Input data.
## Start

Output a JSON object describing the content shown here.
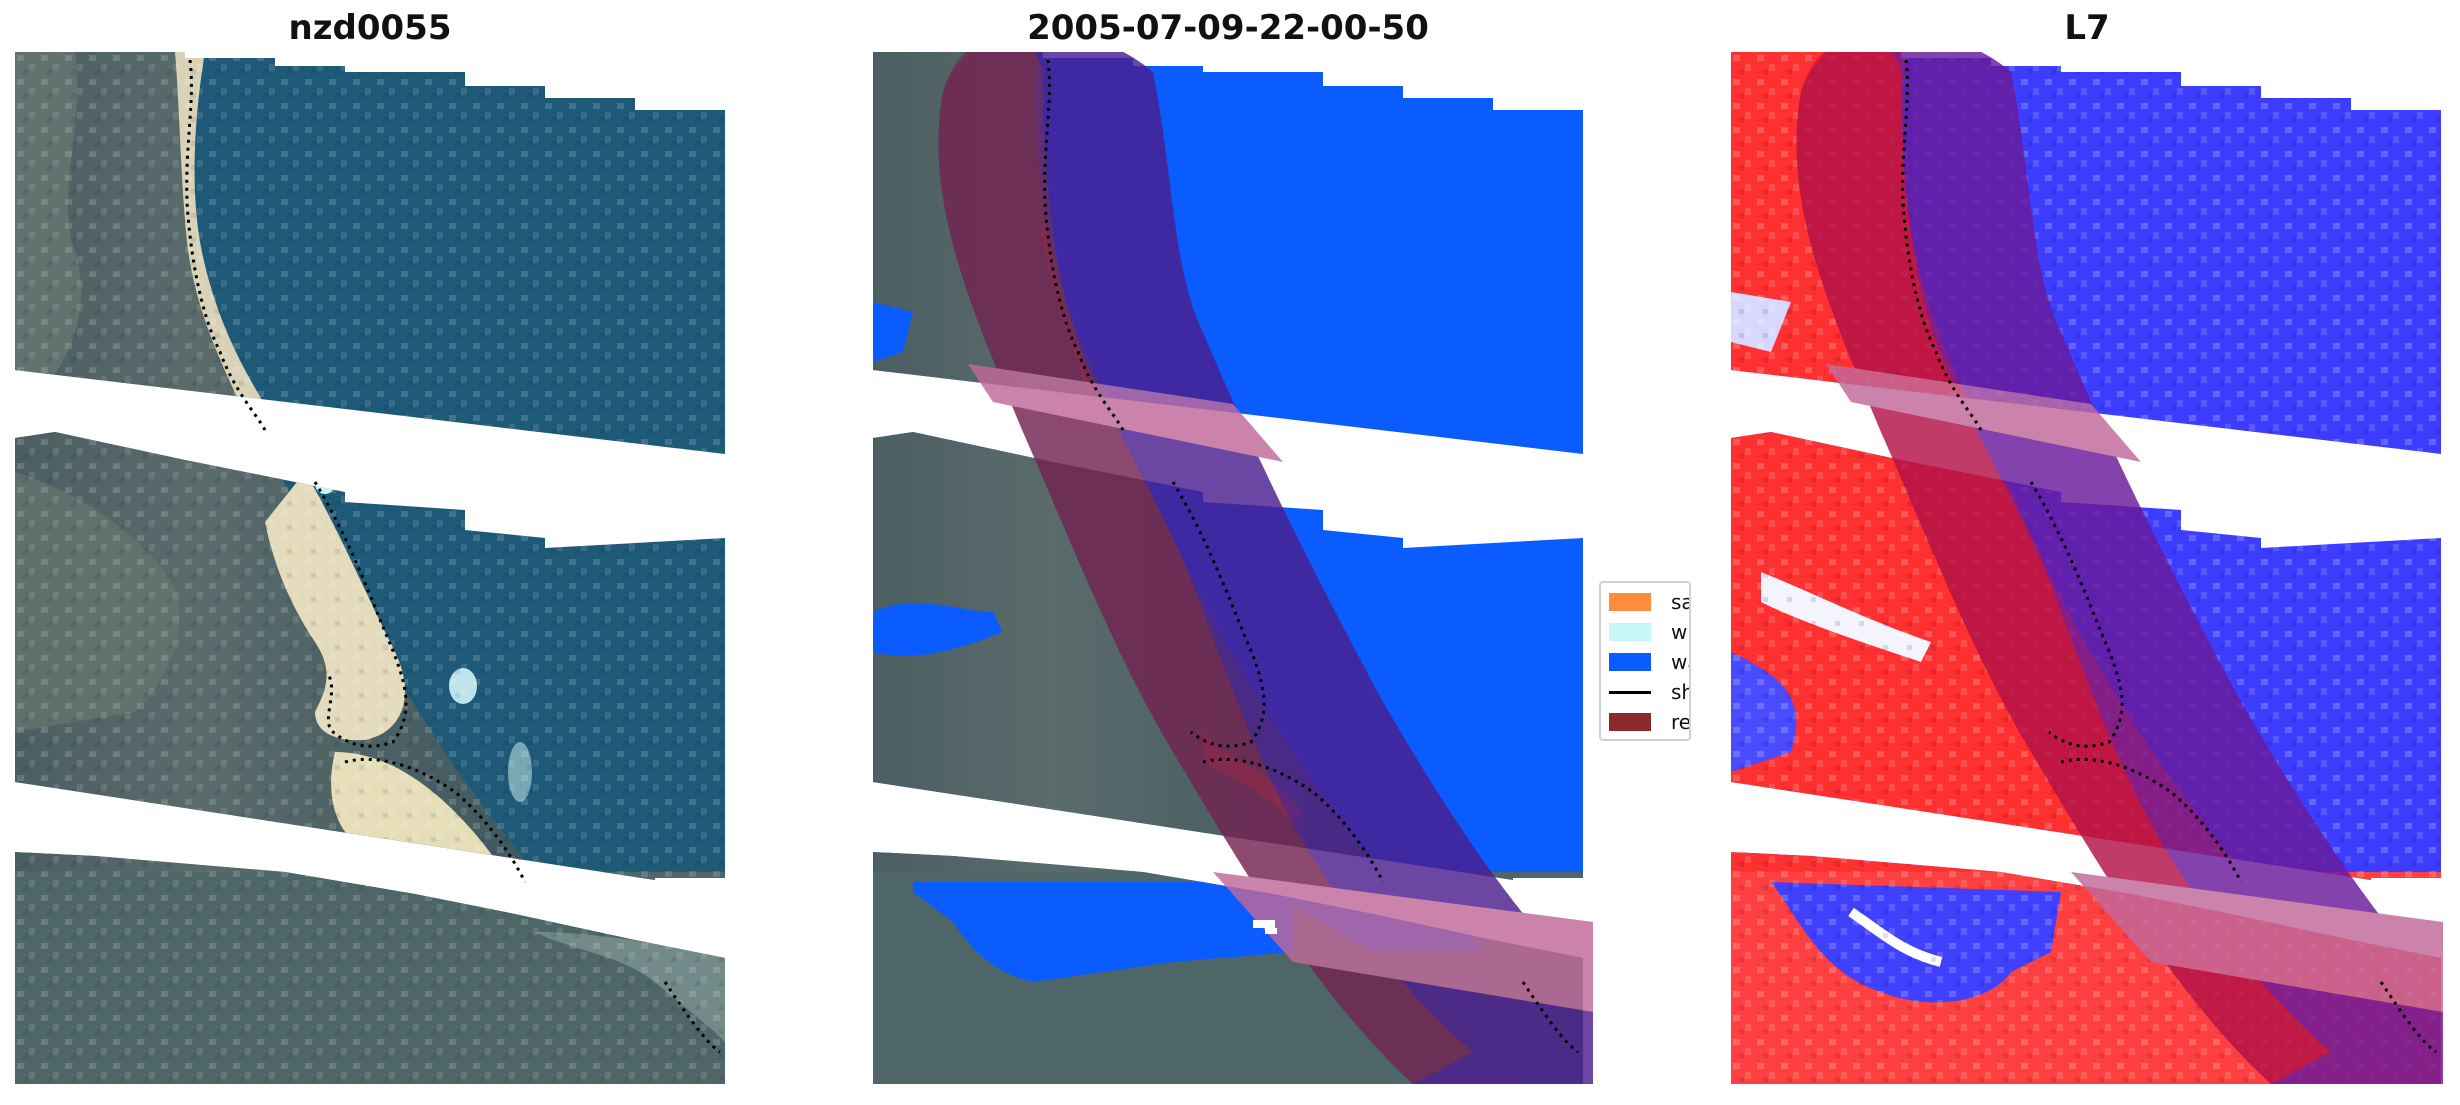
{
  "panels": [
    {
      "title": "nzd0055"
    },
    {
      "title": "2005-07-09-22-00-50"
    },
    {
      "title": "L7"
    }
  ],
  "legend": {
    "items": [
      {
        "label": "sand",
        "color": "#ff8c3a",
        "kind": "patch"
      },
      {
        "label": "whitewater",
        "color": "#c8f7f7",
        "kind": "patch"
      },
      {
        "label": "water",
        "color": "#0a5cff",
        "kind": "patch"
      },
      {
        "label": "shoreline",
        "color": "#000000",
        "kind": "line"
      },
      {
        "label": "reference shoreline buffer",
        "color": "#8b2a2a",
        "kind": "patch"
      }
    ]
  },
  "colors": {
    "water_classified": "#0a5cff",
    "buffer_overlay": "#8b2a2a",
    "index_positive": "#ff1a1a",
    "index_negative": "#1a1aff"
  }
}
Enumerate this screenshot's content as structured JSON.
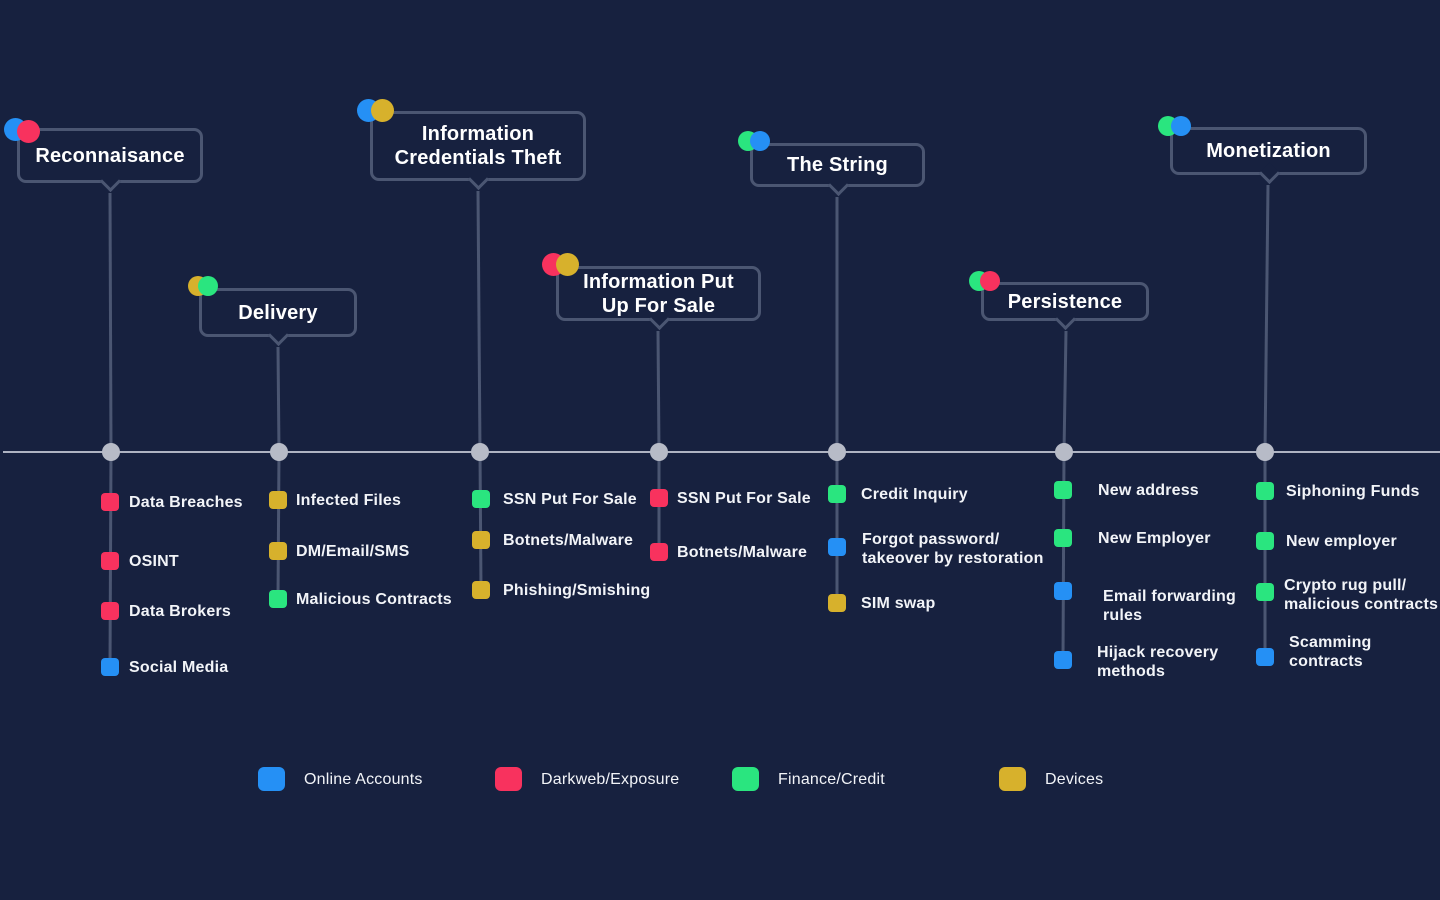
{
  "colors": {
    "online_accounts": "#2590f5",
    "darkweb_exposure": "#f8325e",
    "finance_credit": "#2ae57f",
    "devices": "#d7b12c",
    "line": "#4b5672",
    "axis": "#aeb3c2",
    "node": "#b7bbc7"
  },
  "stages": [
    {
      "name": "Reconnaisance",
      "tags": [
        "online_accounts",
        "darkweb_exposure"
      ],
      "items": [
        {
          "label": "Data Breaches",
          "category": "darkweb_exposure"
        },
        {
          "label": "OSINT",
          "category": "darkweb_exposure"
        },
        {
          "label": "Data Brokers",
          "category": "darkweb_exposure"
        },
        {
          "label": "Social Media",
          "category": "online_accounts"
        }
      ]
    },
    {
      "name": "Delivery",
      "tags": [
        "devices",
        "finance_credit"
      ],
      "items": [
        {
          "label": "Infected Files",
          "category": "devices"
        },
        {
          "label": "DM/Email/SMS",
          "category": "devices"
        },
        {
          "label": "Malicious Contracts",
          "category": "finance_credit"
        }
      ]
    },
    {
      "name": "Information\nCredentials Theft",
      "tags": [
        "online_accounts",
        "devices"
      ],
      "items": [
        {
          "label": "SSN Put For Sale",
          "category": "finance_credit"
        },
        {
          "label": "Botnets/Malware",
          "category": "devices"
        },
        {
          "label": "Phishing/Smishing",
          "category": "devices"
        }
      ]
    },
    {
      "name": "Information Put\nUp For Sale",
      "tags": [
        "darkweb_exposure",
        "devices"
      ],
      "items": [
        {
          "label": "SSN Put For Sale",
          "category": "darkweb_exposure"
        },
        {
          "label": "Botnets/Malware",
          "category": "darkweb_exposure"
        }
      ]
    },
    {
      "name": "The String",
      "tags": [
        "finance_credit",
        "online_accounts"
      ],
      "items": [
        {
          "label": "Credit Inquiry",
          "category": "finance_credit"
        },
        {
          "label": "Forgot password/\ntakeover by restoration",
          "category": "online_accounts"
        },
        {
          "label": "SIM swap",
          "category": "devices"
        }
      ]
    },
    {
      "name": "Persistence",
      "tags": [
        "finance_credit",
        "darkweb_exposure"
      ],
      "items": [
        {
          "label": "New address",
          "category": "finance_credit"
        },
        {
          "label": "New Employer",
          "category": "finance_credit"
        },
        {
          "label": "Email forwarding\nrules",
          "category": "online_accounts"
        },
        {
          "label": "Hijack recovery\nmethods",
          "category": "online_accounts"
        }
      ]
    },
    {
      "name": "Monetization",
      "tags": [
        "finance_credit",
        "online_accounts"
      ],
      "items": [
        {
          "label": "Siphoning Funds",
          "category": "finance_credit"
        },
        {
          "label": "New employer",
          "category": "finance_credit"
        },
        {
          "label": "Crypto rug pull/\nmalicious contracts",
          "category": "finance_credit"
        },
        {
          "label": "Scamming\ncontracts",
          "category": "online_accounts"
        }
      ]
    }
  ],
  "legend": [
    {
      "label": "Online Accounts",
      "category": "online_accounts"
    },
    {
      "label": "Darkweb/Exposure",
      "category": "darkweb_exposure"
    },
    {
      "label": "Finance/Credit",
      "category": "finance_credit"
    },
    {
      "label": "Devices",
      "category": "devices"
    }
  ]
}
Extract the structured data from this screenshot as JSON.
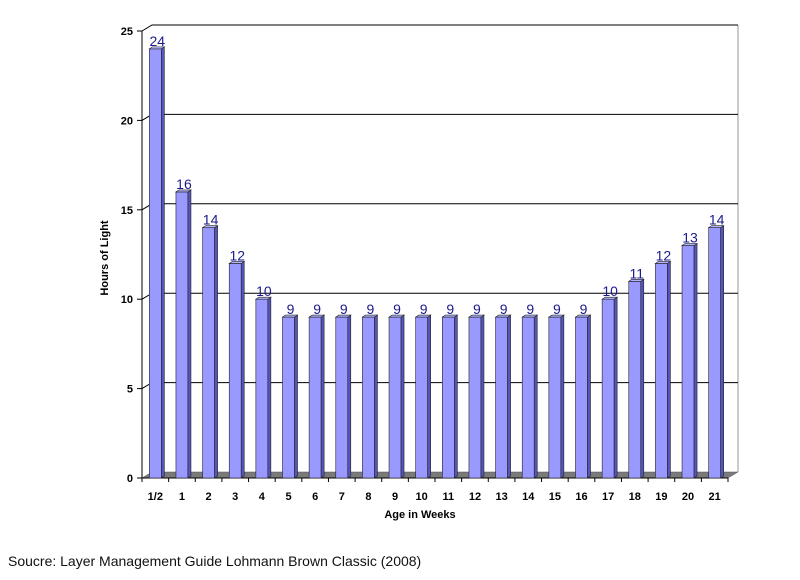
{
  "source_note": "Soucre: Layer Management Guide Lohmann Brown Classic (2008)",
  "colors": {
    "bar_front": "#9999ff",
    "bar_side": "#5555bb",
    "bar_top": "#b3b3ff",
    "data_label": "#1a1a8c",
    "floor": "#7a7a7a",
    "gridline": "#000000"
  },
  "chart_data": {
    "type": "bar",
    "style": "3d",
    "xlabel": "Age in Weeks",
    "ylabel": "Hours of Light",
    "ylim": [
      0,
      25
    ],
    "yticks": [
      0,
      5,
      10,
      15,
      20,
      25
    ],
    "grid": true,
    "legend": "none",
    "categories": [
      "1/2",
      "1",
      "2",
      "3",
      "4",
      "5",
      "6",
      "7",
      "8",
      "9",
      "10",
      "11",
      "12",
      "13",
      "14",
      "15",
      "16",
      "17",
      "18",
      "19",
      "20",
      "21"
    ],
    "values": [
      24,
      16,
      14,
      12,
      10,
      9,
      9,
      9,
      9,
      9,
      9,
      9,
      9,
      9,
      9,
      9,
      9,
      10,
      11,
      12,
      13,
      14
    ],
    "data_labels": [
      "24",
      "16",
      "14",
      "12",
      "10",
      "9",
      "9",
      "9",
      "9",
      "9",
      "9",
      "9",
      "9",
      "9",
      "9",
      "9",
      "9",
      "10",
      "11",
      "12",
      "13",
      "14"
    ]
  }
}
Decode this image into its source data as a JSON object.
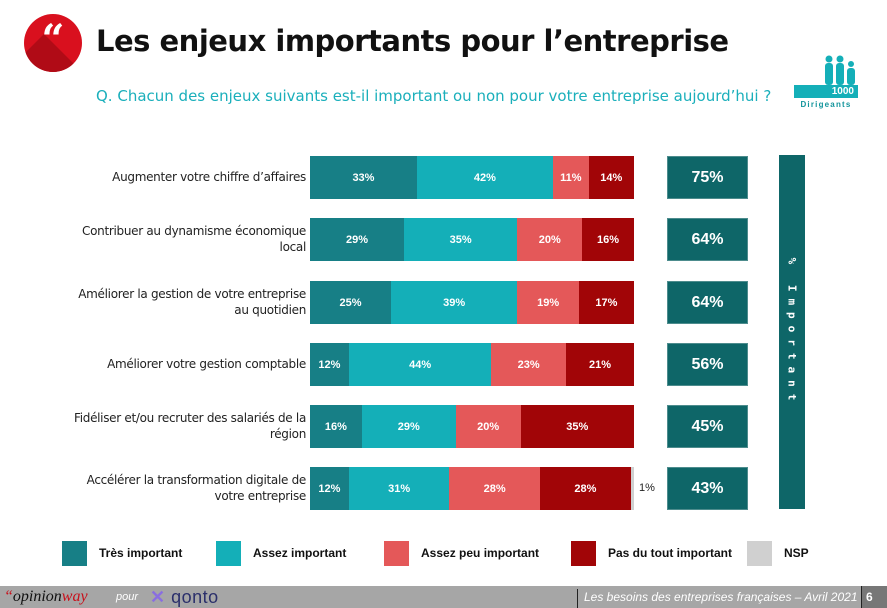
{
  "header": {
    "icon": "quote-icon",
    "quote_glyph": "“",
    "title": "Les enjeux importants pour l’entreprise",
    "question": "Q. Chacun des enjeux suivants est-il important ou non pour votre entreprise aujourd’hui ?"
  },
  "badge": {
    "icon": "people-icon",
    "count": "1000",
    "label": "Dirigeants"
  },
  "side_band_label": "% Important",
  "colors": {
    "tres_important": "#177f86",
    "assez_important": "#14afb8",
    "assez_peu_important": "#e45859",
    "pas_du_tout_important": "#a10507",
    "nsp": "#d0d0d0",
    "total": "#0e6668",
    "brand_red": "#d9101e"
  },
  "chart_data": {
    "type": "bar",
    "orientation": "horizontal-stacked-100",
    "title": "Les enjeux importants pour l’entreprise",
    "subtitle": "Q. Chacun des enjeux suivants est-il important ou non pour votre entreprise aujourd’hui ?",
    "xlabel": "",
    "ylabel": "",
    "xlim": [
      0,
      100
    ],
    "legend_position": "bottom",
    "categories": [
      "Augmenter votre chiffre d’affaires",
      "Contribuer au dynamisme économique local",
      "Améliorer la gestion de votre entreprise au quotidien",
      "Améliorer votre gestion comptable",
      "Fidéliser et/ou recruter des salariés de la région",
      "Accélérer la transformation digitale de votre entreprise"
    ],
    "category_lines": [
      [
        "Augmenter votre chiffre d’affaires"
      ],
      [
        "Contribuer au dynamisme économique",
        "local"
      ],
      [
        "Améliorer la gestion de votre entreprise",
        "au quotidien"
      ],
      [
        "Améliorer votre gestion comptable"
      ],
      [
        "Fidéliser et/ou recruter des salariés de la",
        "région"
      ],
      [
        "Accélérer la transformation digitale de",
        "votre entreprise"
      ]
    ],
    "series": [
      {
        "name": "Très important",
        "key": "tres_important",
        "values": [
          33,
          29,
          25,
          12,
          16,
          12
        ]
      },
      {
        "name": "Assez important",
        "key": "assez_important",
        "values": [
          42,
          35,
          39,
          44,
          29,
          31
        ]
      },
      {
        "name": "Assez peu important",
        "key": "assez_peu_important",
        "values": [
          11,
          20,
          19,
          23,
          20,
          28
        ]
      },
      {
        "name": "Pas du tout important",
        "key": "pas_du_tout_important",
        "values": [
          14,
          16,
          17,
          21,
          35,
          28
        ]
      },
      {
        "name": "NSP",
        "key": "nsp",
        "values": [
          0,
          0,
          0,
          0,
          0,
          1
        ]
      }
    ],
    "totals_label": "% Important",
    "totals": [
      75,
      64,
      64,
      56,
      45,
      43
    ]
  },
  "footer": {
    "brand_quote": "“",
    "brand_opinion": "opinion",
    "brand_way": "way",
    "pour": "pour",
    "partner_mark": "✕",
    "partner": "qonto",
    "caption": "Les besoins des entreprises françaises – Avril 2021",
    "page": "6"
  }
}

## End

Exercise description.
Search the lines for the string "Accélérer" and copy every line that has it.

Response to the exercise.
      "Accélérer la transformation digitale de votre entreprise"
        "Accélérer la transformation digitale de",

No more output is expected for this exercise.